> **WHAT IS REQUIRED**: Which lines contain the word "atât"? Return each of them as written.

%%

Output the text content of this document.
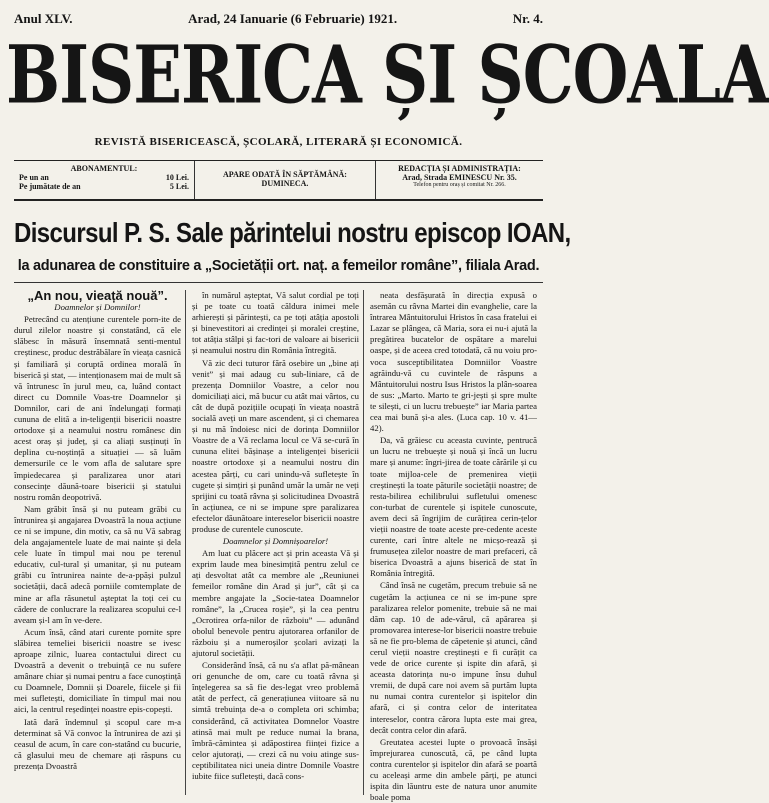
Anul XLV.	Arad, 24 Ianuarie (6 Februarie) 1921.	Nr. 4.
BISERICA ȘI ȘCOALA
REVISTĂ BISERICEASCĂ, ȘCOLARĂ, LITERARĂ ȘI ECONOMICĂ.
ABONAMENTUL:
Pe un an	10 Lei.
Pe jumătate de an	5 Lei.
APARE ODATĂ ÎN SĂPTĂMÂNĂ: DUMINECA.
REDACȚIA ȘI ADMINISTRAȚIA:
Arad, Strada EMINESCU Nr. 35.
Telefon pentru oraș și comitat Nr. 266.
Discursul P. S. Sale părintelui nostru episcop IOAN,
la adunarea de constituire a „Societății ort. naț. a femeilor române”, filiala Arad.

„An nou, vieață nouă”.

Doamnelor și Domnilor!

Petrecând cu atențiune curentele porn-ite de durul zilelor noastre și constatând, că ele slăbesc în măsură însemnată senti-mentul creștinesc, produc destrăbălare în vieața casnică și familiară și coruptă ordinea morală în biserică și stat, — intenționasem mai de mult să vă întrunesc în jurul meu, ca, luând contact direct cu Domnile Voas-tre Doamnelor și Domnilor, cari de ani îndelungați formați cununa de elită a in-teligenții bisericii noastre ortodoxe și a neamului nostru românesc din acest oraș și județ, și ca aliați susținuți în deplina cu-noștință a situației — să luăm demersurile ce le vom afla de salutare spre împiedecarea și paralizarea unor atari consecințe dăună-toare bisericii și statului nostru român deopotrivă.

Nam grăbit însă și nu puteam grăbi cu întrunirea și angajarea Dvoastră la noua acțiune ce ni se impune, din motiv, ca să nu Vă sabrag dela angajamentele luate de mai nainte și dela cele luate în timpul mai nou pe terenul educativ, cul-tural și umanitar, și nu puteam grăbi cu întrunirea nainte de-a-ppăși pulzul societății, dacă adecă porniile comtemplate de mine ar afla răsunetul așteptat la toți cei cu cădere de conlucrare la realizarea scopului ce-l aveam și-l am în ve-dere.

Acum însă, când atari curente pornite spre slăbirea temeliei bisericii noastre se ivesc aproape zilnic, luarea contactului direct cu Dvoastră a devenit o trebuință ce nu sufere amânare chiar și numai pentru a face cunoștință cu Doamnele, Domnii și Doarele, fiicele și fii mei sufletești, domiciliate în timpul mai nou aici, la centrul reședinței noastre epis-copești.

Iată dară îndemnul și scopul care m-a determinat să Vă convoc la întrunirea de azi și ceasul de acum, în care con-statând cu bucurie, că glasului meu de chemare ați răspuns cu prezența Dvoastră

în numărul așteptat, Vă salut cordial pe toți și pe toate cu toată căldura inimei mele arhierești și părintești, ca pe toți atâția apostoli și binevestitori ai credinței și moralei creștine, tot atâția stâlpi și fac-tori de valoare ai bisericii și neamului nostru din România întregită.

Vă zic deci tuturor fără osebire un „bine ați venit” și mai adaug cu sub-liniare, că de prezența Domniilor Voastre, a celor nou domiciliați aici, mă bucur cu atât mai vârtos, cu cât de după pozițiile ocupați în vieața noastră socială aveți un mare ascendent, și ci chemarea și nu mă îndoiesc nici de dorința Domniilor Voastre de a Vă reclama locul ce Vă se-cură în cununa elitei bășinașe a inteligenței bisericii noastre ortodoxe și a neamului nostru din acestea părți, cu cari unindu-vă sufletește în cugete și simțiri și punând umăr la umăr ne veți sprijini cu toată râvna și solicitudinea Dvoastră în acțiunea, ce ni se impune spre paralizarea efectelor dăunătoare intereselor bisericii noastre produse de curentele cunoscute.

Doamnelor și Domnișoarelor!

Am luat cu plăcere act și prin aceasta Vă și exprim laude mea binesimțită pentru zelul ce ați desvoltat atât ca membre ale „Reuniunei femeilor române din Arad și jur”, cât și ca membre angajate la „Socie-tatea Doamnelor române”, la „Crucea roșie”, și la cea pentru „Ocrotirea orfa-nilor de războiu” — adunând obolul benevole pentru ajutorarea orfanilor de războiu și a numeroșilor școlari avizați la ajutorul societății.

Considerând însă, că nu s'a aflat pă-mânean ori genunche de om, care cu toată râvna și înțelegerea sa să fie des-legat vreo problemă atât de perfect, că generațiunea viitoare să nu simtă trebuința de-a o completa ori schimba; considerând, că activitatea Domnelor Voastre atinsă mai mult pe reduce numai la brana, îmbră-cămintea și adăpostirea ființei fizice a celor ajutorați, — crezi că nu voiu atinge sus-ceptibilitatea nici uneia dintre Domnile Voastre iubite fiice sufletești, dacă cons-

neata desfășurată în direcția expusă o asemăn cu râvna Martei din evanghelie, care la întrarea Mântuitorului Hristos în casa fratelui ei Lazar se plângea, că Maria, sora ei nu-i ajută la pregătirea bucatelor de ospătare a marelui oaspe, și de aceea cred totodată, că nu voiu pro-voca susceptibilitatea Domniilor Voastre agrăindu-vă cu cuvintele de răspuns a Mântuitorului nostru Isus Hristos la plân-soarea de sus: „Marto. Marto te gri-jești și spre multe te silești, ci un lucru trebuește” iar Maria partea cea mai bună și-a ales. (Luca cap. 10 v. 41—42).

Da, vă grăiesc cu aceasta cuvinte, pentrucă un lucru ne trebuește și nouă și încă un lucru mare și anume: îngri-jirea de toate cărările și cu toate mijloa-cele de premenirea vieții creștinești la toate păturile societății noastre; de resta-bilirea echilibrului sufletului omenesc con-turbat de curentele și ispitele cunoscute, avem deci să îngrijim de curățirea cerin-țelor vieții noastre de toate aceste pre-cedente aceste curente, cari între altele ne micșo-rează și frumusețea zilelor noastre de mari prefaceri, că biserica Dvoastră a ajuns biserică de stat în România întregită.

Când însă ne cugetăm, precum trebuie să ne cugetăm la acțiunea ce ni se im-pune spre paralizarea relelor pomenite, trebuie să ne mai dăm cap. 10 de ade-vărul, că apărarea și promovarea interese-lor bisericii noastre trebuie să ne fie pro-blema de căpetenie și atunci, când cerul vieții noastre creștinești e fi curățit ca vede de orice curente și ispite din afară, și aceasta datorința nu-o impune însu duhul vremii, de după care noi avem să purtăm lupta nu numai contra curentelor și ispitelor din afară, ci și contra celor de interitatea intereselor, contra cărora lupta este mai grea, decât contra celor din afară.

Greutatea acestei lupte o provoacă însăși împrejurarea cunoscută, că, pe când lupta contra curentelor și ispitelor din afară se poartă cu aceleași arme din ambele părți, pe atunci ispita din lăuntru este de natura unor anumite boale poma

%%

> **REPLY**:
Vă zic deci tuturor fără osebire un „bine ați venit” și mai adaug cu sub-liniare, că de prezența Domniilor Voastre, a celor nou domiciliați aici, mă bucur cu atât mai vârtos, cu cât de după pozițiile ocupați în vieața noastră socială aveți un mare ascendent, și ci chemarea și nu mă îndoiesc nici de dorința Domniilor Voastre de a Vă reclama locul ce Vă se-cură în cununa elitei bășinașe a inteligenței bisericii noastre ortodoxe și a neamului nostru din acestea părți, cu cari unindu-vă sufletește în cugete și simțiri și punând umăr la umăr ne veți sprijini cu toată râvna și solicitudinea Dvoastră în acțiunea, ce ni se impune spre paralizarea efectelor dăunătoare intereselor bisericii noastre produse de curentele cunoscute.
Am luat cu plăcere act și prin aceasta Vă și exprim laude mea binesimțită pentru zelul ce ați desvoltat atât ca membre ale „Reuniunei femeilor române din Arad și jur”, cât și ca membre angajate la „Socie-tatea Doamnelor române”, la „Crucea roșie”, și la cea pentru „Ocrotirea orfa-nilor de războiu” — adunând obolul benevole pentru ajutorarea orfanilor de războiu și a numeroșilor școlari avizați la ajutorul societății.
Considerând însă, că nu s'a aflat pă-mânean ori genunche de om, care cu toată râvna și înțelegerea sa să fie des-legat vreo problemă atât de perfect, că generațiunea viitoare să nu simtă trebuința de-a o completa ori schimba; considerând, că activitatea Domnelor Voastre atinsă mai mult pe reduce numai la brana, îmbră-cămintea și adăpostirea ființei fizice a celor ajutorați, — crezi că nu voiu atinge sus-ceptibilitatea nici uneia dintre Domnile Voastre iubite fiice sufletești, dacă cons-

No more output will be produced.